REQUEST: Tally up the lines that include "края" and state that number by itself.

(Dataset items)
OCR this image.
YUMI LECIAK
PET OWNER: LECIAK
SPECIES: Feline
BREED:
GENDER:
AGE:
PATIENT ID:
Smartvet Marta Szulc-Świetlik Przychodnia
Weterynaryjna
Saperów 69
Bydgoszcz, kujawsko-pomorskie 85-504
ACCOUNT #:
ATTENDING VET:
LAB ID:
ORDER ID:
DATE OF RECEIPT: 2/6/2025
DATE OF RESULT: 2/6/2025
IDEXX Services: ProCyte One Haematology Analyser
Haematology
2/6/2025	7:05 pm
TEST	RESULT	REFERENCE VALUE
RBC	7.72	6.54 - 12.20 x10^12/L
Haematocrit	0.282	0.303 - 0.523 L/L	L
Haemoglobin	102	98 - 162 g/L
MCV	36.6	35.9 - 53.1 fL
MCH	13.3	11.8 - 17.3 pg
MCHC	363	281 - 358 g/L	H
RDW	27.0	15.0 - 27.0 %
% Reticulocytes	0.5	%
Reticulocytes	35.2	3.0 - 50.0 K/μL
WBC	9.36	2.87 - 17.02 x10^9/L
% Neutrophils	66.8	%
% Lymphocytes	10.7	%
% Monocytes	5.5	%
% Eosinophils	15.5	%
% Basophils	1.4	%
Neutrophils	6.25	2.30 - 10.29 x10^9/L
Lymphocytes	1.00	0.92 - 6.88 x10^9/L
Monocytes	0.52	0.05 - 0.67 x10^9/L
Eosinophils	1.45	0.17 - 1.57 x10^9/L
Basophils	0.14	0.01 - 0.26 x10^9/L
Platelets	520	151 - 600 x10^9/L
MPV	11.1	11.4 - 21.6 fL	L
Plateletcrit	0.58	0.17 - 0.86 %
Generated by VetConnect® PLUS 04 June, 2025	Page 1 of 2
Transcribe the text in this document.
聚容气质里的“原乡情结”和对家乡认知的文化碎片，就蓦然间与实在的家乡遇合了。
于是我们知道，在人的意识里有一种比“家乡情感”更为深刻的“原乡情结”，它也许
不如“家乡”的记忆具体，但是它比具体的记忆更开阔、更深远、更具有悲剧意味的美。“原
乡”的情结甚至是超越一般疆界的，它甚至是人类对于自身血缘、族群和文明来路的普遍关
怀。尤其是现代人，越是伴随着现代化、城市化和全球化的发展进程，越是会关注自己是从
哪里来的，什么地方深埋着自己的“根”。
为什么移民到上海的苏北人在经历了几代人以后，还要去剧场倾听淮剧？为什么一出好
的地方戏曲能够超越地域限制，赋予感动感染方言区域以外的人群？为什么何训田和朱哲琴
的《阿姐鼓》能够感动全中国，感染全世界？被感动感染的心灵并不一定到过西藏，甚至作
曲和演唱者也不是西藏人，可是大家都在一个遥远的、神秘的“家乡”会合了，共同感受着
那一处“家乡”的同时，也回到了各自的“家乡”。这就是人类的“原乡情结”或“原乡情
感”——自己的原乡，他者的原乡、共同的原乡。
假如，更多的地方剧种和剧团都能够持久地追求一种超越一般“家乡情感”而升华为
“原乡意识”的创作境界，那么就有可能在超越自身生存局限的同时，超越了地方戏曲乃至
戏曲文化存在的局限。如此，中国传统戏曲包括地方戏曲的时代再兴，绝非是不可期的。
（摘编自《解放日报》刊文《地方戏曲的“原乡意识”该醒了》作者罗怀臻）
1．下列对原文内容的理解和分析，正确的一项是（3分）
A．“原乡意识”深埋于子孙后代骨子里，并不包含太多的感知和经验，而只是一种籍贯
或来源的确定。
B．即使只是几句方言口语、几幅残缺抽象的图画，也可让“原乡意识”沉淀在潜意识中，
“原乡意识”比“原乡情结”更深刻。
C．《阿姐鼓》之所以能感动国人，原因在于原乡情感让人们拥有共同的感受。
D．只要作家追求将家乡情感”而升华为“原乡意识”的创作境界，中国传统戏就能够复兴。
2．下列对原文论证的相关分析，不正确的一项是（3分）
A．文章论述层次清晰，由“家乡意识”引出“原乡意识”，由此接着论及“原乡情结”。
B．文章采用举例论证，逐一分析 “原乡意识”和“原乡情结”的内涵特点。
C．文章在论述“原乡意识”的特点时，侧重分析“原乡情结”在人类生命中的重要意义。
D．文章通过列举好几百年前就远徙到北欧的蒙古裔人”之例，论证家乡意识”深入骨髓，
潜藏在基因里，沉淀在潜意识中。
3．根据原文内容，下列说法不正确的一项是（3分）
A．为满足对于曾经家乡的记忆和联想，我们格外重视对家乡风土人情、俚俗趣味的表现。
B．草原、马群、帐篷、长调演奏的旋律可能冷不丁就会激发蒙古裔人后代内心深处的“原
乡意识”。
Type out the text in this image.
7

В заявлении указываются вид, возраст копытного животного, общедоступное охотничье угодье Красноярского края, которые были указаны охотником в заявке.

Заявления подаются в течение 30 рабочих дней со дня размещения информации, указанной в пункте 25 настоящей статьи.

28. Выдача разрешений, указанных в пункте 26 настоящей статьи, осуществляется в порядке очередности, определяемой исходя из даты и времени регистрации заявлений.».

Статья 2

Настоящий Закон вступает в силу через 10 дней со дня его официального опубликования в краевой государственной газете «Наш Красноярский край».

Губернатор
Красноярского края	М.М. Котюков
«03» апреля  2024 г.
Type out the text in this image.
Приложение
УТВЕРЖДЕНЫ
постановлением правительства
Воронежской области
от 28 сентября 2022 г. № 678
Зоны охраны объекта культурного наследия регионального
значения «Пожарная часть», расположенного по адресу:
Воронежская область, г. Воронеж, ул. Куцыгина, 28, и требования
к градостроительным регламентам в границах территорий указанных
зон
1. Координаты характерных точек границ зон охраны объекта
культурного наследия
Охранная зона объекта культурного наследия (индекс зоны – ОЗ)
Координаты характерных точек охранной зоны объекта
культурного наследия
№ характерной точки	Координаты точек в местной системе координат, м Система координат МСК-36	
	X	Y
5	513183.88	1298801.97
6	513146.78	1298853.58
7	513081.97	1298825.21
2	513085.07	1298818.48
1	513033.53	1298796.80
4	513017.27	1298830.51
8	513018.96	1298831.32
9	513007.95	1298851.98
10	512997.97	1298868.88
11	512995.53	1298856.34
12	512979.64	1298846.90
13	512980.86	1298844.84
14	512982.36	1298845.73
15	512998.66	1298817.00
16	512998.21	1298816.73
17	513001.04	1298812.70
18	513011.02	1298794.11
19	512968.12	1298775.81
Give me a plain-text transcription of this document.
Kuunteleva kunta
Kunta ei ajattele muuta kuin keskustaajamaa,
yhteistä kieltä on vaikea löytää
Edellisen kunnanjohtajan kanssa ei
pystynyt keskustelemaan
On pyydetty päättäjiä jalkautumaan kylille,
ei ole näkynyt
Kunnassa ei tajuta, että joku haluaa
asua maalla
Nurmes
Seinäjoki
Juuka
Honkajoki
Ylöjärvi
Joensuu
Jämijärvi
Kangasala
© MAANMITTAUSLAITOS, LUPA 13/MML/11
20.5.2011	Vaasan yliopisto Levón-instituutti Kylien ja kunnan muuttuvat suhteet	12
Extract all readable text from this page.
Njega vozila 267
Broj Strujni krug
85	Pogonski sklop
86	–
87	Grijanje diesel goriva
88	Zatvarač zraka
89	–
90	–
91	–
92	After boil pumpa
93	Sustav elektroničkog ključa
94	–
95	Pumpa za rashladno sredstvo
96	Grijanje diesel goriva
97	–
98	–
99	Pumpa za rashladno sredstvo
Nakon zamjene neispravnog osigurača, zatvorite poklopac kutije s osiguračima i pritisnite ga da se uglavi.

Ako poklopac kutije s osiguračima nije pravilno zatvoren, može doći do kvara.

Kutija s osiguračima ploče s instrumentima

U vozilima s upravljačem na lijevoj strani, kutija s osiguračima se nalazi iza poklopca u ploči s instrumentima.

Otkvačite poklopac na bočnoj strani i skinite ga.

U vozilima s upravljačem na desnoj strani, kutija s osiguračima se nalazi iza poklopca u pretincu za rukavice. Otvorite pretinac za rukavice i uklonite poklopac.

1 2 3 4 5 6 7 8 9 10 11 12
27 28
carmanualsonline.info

ANSWER TO THE PROBLEM: 2